EXERCISE INSTRUCTIONS ▸
Scan the listing below for the word "reset" and state how many lines hold it. Write nothing but the number.

RECORDS PROVIDED ▸

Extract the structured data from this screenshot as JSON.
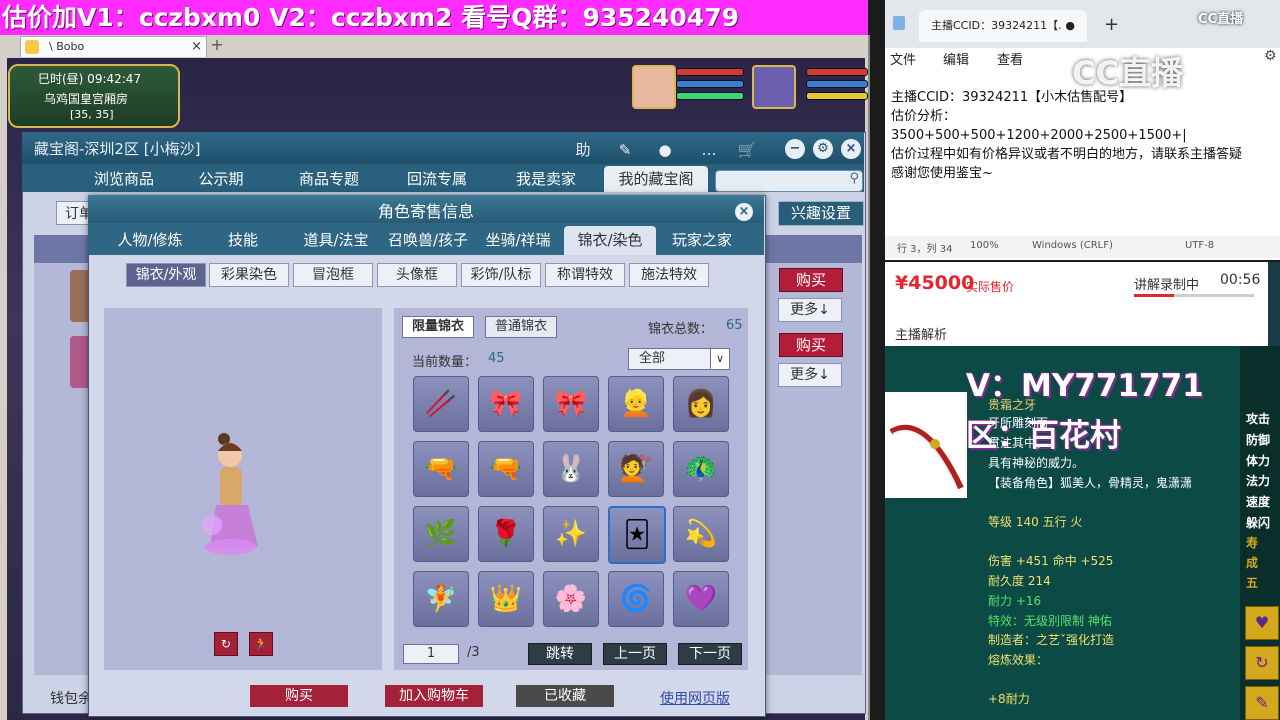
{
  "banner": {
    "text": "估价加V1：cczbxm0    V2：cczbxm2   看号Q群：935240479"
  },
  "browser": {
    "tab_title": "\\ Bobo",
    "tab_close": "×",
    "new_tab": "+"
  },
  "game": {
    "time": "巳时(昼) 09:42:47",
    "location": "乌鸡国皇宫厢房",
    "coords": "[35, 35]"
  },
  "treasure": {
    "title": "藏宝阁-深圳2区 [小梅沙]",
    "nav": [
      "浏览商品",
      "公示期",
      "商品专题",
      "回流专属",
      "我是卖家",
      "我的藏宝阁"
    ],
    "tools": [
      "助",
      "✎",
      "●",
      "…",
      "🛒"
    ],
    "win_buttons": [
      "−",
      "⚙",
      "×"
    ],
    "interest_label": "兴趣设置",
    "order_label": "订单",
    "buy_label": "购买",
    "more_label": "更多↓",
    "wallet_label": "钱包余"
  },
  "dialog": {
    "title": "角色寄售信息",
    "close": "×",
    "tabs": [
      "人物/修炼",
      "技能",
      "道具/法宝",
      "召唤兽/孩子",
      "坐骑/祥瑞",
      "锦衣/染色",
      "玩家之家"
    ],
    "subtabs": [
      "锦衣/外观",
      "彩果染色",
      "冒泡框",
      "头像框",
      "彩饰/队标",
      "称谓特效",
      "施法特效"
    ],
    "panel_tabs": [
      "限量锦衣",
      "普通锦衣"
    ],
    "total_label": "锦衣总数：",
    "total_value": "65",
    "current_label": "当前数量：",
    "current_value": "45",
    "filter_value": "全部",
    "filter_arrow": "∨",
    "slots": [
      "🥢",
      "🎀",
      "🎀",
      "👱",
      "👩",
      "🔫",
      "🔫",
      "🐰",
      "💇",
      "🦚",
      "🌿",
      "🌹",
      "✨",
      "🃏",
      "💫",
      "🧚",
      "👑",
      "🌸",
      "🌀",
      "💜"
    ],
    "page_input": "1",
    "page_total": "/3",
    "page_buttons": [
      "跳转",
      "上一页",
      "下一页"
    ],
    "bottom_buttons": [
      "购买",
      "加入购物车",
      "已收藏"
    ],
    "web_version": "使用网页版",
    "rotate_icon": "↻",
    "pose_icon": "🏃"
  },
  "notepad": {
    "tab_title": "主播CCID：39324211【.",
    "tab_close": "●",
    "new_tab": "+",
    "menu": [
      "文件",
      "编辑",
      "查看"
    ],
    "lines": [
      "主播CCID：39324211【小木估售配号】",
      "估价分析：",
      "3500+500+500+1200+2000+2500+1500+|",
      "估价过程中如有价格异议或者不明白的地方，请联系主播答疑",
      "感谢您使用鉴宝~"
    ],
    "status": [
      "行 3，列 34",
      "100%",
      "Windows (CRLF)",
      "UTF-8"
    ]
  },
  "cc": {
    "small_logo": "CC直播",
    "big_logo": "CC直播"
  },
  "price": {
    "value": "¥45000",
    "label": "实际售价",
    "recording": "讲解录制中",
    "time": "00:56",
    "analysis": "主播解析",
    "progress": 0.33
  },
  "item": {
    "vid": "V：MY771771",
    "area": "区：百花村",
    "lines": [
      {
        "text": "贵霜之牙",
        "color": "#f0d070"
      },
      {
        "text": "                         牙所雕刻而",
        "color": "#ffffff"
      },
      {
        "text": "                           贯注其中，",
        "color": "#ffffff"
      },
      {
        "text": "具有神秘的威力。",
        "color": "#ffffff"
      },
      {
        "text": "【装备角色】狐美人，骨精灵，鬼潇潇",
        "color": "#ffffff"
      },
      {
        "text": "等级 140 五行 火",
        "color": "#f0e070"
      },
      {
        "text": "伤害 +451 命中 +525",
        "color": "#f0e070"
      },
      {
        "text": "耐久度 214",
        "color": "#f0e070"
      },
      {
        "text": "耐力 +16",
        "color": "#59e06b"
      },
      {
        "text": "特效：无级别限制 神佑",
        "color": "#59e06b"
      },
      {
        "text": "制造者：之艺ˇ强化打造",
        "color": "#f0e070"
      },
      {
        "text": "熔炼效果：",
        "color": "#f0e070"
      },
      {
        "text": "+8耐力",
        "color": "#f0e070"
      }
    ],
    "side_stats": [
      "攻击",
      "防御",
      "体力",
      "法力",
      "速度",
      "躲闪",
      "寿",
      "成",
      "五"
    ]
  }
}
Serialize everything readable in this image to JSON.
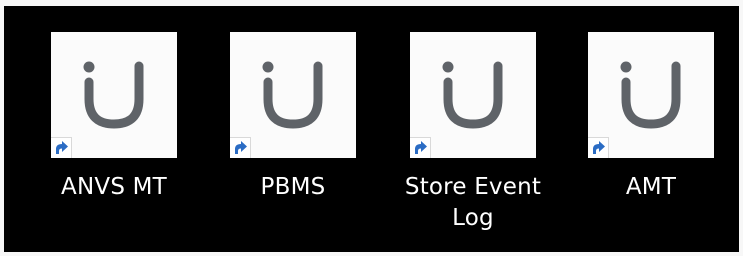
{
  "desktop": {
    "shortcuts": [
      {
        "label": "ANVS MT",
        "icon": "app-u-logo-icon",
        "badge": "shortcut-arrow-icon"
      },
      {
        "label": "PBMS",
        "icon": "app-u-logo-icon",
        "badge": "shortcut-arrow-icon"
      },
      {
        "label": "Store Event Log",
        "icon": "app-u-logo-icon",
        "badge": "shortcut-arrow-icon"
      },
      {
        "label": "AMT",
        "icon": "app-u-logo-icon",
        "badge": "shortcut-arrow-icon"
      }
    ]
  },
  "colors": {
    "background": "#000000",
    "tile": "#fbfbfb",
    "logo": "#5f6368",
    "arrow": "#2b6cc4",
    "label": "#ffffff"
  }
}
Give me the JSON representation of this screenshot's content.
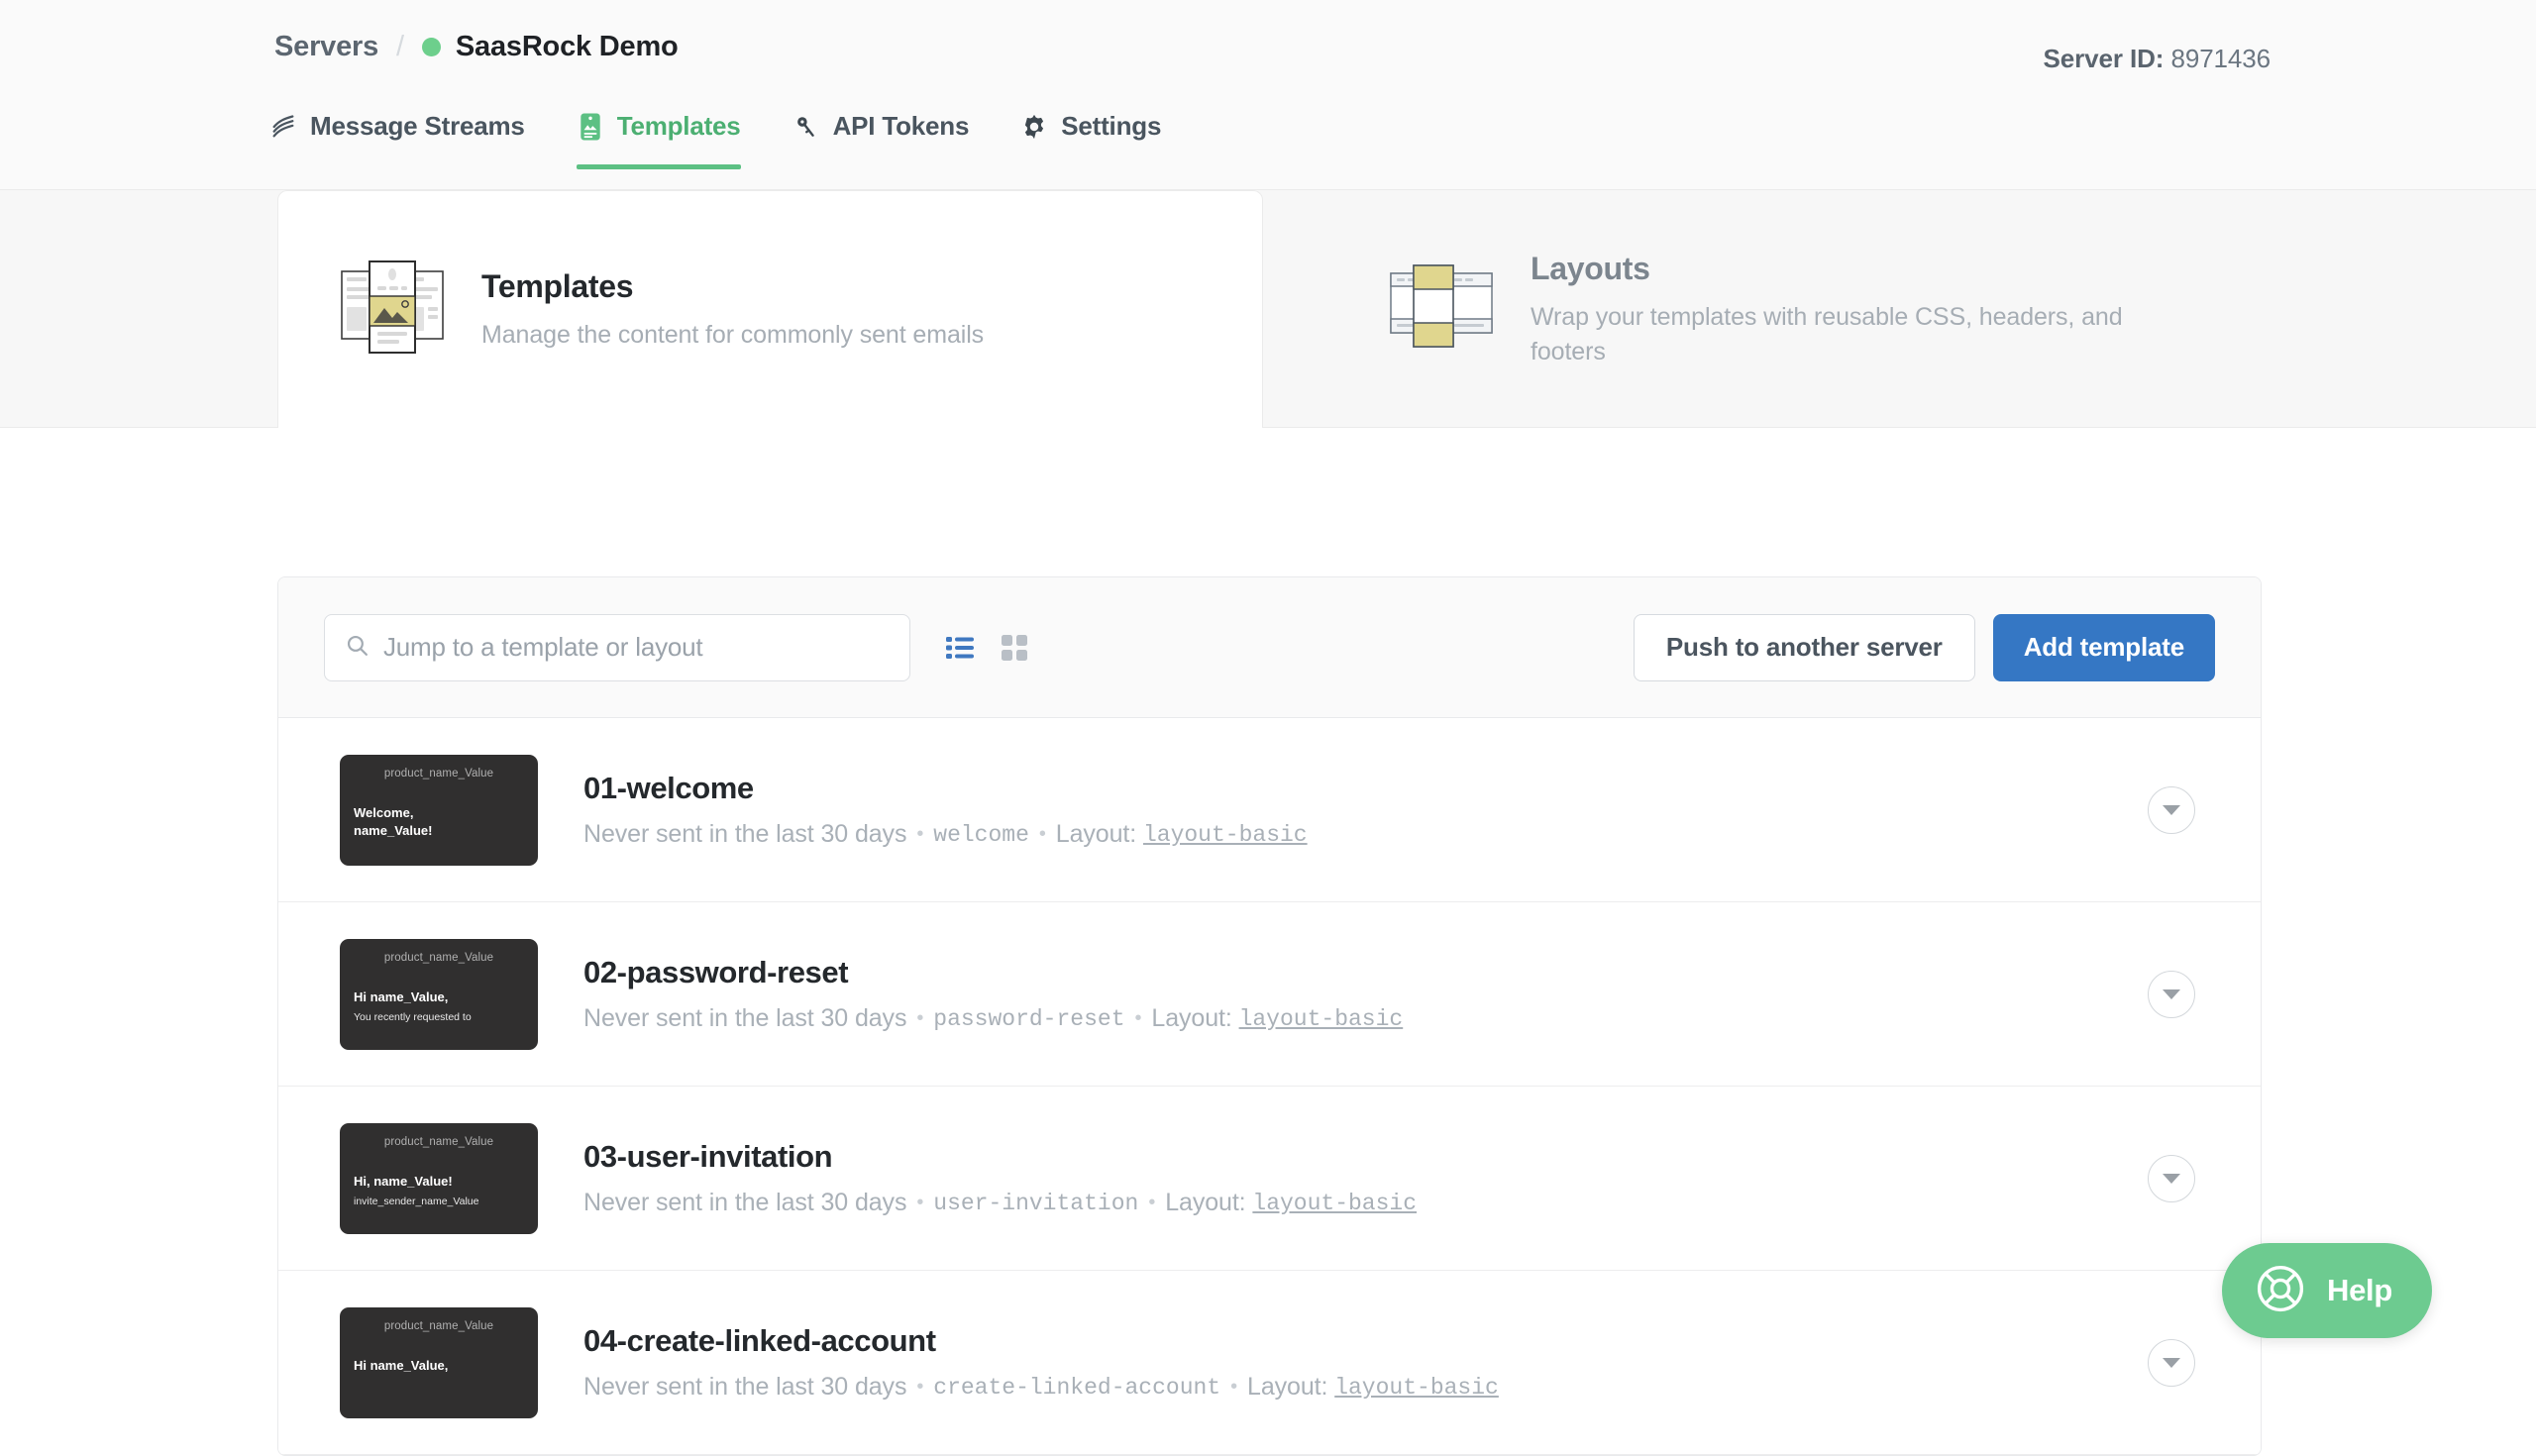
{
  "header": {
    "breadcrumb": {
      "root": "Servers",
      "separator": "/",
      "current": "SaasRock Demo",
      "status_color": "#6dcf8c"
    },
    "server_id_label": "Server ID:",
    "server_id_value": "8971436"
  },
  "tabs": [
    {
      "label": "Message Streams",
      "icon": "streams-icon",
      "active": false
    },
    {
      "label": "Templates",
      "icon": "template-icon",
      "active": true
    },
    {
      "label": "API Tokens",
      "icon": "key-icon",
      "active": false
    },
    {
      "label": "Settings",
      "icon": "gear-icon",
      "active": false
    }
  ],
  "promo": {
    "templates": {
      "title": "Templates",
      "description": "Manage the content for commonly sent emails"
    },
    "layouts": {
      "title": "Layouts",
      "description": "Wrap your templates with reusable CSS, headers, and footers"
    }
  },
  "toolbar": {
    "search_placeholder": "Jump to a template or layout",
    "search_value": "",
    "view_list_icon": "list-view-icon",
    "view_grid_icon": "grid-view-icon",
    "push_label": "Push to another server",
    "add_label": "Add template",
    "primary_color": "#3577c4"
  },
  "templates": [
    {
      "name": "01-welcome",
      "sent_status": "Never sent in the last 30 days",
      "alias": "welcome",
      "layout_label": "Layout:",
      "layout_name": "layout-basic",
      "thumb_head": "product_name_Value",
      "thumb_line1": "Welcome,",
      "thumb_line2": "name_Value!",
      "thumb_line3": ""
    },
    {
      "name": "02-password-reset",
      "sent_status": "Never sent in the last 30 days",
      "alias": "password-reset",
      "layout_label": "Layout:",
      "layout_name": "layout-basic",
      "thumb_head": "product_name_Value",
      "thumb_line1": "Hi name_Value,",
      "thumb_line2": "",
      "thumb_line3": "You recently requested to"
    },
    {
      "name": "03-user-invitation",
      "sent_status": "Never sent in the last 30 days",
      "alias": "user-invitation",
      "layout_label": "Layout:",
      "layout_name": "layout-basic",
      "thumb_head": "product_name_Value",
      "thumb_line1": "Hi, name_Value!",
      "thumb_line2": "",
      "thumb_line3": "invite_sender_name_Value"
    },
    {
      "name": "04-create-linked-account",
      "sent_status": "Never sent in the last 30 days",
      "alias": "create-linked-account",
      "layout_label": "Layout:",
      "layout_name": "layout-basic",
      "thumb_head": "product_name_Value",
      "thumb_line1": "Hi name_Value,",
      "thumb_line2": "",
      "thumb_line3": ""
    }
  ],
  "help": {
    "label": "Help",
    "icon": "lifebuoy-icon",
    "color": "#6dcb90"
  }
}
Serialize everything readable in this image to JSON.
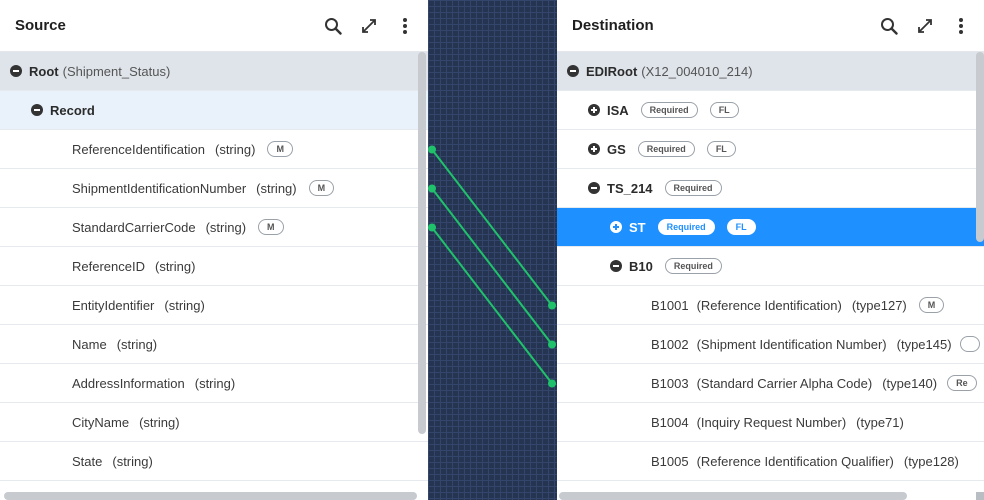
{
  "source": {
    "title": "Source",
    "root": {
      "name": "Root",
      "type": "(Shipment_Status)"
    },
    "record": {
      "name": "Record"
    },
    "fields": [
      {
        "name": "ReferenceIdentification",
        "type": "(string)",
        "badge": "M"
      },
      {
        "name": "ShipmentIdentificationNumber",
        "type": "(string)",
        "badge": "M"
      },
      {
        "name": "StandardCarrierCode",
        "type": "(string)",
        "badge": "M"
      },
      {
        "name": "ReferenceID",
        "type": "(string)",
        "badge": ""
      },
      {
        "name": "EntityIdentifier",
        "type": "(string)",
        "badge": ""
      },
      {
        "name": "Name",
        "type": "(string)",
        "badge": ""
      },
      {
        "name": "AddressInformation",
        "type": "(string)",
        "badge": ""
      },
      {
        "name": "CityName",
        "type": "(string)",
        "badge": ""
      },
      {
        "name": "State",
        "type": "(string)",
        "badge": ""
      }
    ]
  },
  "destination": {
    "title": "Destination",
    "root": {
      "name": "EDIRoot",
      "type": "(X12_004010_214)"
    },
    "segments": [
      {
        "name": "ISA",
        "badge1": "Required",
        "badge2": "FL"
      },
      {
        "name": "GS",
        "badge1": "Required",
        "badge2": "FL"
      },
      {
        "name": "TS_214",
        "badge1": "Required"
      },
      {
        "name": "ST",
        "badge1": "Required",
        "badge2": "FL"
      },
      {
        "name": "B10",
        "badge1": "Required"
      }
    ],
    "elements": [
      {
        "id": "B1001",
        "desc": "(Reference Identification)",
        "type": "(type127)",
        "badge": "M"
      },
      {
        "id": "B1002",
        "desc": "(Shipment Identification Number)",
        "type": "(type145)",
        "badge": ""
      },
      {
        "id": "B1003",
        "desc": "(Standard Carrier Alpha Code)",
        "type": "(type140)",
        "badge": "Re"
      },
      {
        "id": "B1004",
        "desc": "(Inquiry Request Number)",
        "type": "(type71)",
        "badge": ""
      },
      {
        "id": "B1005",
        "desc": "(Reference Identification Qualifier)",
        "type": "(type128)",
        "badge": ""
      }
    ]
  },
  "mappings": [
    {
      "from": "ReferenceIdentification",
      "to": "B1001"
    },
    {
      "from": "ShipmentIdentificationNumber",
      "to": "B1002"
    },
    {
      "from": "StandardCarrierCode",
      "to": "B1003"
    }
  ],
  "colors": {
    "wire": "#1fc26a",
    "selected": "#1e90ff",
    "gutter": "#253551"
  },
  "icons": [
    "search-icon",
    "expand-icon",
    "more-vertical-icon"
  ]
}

TASK RESPONSE ▸
2